Temporal and spatial dynamics of algicidal and growth-inhibiting bacteria against the fish-killing raphidophyte Chattonella antiqua in seawater of Yatsushiro Sea, south-western Kyushu, Japan
稲葉, 信晴 ,
秋里, 綾乃 ,
黒田, 麻美 ,
西, 広海 ,
田原, 義雄 坂見, 知子 ,
18 , 2016-03-18 , 北海道大学大学院水産科学研究院
The harmful raphidophyte Cattonella antiqua is known as a notorious red-tide causing autotrophic flagellate. Mass mortalities of mainly cultured yellowtails by C. antiqua in 2009 and 2010 at Yatsushiro Sea, located in Kyushu, the southernmost of the four main islands of Japan, reaching 8.7 billion Japanese yen(about 80 million US dollar) have been newly reported. There is an urgent need to seek strategies for reducing negative impacts by Chattonella red-tides. In this study, temporal and spatial fluctuations of algicidal bacteria(AB) and growth-inhibiting bacteria(GIB) against C. antiqua in the seawater at southwest of Yatsushiro Sea were investigated in 2012. Densities of AB or GIB ranged between 3.7×10¹-5.6×10³CFU mL⁻¹ at 0 m and 1.4×10¹-8.5×10²CFU mL⁻¹ at 1m above the bottom(B-1m). Percentages of bacteria that killed or inhibited the growth of C. antiqua within the total culturable bacteria fluctuated between 3.3-17%(0m) and 3.3-10%(B-1m). AB and GIB were mostly found as particle-associated form(0m : 71%, B-1m : 87%). Partial 16S rRNA sequencing revealed that all of AB and GIB detected in this study were comprised of α- and γ-proteobacteria as well as the previous study conducted in 2011. This study gives an important ecological implication of algicidal and growth-inhibiting bacteria in coastal water in relation to the occurrences and prevention of harmful red-tides by Cattonella spp.

Dataset entries:

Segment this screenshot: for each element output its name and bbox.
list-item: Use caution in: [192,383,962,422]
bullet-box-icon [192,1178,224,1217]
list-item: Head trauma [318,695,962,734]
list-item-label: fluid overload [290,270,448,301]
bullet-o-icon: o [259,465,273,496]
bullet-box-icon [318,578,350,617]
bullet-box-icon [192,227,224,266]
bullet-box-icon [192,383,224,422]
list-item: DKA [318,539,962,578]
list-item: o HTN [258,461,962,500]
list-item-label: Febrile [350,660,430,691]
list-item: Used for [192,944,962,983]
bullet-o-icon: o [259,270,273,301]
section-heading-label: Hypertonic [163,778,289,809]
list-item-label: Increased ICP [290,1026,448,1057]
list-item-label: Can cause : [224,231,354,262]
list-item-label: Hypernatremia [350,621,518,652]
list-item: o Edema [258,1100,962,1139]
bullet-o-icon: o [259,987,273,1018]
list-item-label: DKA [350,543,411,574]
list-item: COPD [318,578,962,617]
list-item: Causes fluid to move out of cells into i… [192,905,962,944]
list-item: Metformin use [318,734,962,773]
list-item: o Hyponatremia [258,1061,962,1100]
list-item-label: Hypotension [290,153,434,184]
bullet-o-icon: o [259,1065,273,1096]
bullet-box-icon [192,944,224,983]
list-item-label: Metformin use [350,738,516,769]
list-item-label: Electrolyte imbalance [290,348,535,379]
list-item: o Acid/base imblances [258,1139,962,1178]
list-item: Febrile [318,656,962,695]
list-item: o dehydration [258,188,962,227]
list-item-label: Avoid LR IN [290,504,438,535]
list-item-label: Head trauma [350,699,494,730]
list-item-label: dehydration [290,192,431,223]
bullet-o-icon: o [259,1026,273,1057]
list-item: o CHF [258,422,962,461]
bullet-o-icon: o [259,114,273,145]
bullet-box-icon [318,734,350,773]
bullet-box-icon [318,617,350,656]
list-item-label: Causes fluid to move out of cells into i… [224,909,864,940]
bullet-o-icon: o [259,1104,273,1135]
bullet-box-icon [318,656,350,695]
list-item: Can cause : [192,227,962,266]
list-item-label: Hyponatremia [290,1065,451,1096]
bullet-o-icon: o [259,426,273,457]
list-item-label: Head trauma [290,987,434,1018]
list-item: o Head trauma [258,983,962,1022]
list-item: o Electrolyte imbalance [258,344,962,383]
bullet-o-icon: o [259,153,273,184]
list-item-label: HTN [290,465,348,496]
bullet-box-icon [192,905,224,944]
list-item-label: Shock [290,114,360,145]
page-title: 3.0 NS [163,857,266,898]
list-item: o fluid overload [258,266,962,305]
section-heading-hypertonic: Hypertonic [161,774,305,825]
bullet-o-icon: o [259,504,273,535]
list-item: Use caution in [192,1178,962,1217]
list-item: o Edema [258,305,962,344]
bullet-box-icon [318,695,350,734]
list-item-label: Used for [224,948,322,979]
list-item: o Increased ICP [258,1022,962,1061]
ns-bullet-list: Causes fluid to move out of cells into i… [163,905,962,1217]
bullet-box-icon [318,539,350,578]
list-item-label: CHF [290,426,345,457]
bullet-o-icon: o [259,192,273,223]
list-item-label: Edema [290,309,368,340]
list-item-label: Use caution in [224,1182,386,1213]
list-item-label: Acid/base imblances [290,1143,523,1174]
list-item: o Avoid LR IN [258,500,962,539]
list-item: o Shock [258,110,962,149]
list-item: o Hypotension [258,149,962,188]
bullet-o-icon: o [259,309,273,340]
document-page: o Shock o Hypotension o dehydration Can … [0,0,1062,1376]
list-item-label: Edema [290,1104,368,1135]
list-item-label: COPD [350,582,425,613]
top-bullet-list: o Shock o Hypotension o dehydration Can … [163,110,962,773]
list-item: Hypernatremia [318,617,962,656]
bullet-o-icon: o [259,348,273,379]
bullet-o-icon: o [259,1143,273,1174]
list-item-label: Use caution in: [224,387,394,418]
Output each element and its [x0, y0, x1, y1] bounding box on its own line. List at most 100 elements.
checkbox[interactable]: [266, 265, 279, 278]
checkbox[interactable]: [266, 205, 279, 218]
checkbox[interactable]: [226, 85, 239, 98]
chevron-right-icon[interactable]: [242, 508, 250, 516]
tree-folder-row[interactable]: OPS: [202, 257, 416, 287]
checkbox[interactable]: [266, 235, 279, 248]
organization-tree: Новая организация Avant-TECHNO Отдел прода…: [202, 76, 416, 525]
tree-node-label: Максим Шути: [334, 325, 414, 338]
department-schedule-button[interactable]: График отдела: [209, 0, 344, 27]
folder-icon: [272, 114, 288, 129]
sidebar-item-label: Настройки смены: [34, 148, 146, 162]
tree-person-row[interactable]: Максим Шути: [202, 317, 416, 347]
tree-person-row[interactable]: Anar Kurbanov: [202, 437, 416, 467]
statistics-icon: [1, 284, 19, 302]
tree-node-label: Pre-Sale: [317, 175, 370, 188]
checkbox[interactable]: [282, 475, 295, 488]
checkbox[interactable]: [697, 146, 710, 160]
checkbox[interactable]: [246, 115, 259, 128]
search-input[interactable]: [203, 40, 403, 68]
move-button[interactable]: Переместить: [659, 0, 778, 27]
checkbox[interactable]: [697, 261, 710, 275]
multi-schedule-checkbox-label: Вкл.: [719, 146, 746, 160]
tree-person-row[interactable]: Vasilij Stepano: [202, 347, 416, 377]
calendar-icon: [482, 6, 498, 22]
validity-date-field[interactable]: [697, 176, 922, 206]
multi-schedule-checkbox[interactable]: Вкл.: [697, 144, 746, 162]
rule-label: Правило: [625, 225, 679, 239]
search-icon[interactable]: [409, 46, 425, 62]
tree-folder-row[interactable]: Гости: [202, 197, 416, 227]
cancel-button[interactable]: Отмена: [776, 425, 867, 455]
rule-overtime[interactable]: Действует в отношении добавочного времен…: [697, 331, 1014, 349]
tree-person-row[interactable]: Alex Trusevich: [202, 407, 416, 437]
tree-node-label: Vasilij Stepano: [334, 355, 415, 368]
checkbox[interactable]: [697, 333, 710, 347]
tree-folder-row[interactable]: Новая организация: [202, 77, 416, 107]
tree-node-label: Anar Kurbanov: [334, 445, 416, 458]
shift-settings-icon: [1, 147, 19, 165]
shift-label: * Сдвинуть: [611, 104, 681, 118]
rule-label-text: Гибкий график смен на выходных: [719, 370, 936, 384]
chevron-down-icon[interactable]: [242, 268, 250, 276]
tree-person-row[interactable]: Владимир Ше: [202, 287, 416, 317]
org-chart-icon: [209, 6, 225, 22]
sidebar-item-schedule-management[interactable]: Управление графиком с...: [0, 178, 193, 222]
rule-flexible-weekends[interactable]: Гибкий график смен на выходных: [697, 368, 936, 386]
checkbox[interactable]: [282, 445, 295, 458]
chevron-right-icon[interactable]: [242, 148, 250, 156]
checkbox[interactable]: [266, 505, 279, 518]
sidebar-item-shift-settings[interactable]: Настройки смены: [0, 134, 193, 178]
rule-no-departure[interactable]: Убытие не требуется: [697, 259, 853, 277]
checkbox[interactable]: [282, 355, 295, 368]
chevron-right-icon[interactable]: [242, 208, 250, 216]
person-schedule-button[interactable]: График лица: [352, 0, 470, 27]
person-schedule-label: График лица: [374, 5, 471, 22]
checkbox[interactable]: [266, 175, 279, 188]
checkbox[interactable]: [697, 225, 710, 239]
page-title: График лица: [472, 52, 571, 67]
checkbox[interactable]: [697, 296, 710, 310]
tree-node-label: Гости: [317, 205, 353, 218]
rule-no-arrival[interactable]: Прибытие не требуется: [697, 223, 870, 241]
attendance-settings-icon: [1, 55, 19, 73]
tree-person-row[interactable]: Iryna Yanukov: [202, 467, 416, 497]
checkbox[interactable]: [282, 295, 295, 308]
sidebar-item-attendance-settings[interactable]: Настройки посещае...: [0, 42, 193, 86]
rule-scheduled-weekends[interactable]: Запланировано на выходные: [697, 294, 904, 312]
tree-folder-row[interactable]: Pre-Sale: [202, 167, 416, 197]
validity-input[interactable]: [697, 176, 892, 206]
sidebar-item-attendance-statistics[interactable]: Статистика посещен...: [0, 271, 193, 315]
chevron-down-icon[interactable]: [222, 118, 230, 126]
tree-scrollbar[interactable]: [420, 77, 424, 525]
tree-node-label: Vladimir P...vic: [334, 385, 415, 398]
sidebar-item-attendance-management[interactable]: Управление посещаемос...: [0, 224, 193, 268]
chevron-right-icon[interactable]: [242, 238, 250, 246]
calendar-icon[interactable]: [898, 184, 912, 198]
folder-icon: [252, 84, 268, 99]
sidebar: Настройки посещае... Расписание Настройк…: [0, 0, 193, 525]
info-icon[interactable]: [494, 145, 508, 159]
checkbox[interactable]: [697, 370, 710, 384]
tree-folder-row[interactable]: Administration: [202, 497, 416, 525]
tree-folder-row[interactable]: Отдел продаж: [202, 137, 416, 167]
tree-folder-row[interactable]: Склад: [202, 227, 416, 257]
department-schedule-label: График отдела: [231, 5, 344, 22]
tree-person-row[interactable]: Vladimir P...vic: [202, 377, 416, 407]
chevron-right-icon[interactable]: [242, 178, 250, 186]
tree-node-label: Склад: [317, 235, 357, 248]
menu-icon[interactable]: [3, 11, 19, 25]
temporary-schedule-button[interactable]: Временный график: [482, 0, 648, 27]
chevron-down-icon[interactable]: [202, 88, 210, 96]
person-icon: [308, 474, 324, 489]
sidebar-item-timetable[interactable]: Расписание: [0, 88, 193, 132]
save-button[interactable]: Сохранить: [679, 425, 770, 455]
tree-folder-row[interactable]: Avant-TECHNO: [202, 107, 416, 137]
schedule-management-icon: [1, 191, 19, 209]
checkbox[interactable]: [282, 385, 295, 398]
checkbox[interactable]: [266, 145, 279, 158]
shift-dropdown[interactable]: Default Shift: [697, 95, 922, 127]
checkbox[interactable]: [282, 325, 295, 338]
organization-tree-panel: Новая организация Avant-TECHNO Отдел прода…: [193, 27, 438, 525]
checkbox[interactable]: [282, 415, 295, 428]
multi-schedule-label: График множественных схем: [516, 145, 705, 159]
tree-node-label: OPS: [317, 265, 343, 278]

Work order: List every abbreviation that the abstract on algicidal bacteria in the Yatsushiro Sea defines in parentheses, and give the full term for each.

Answer to this task:
- AB: algicidal bacteria
- GIB: growth-inhibiting bacteria
- B-1m: 1 m above the bottom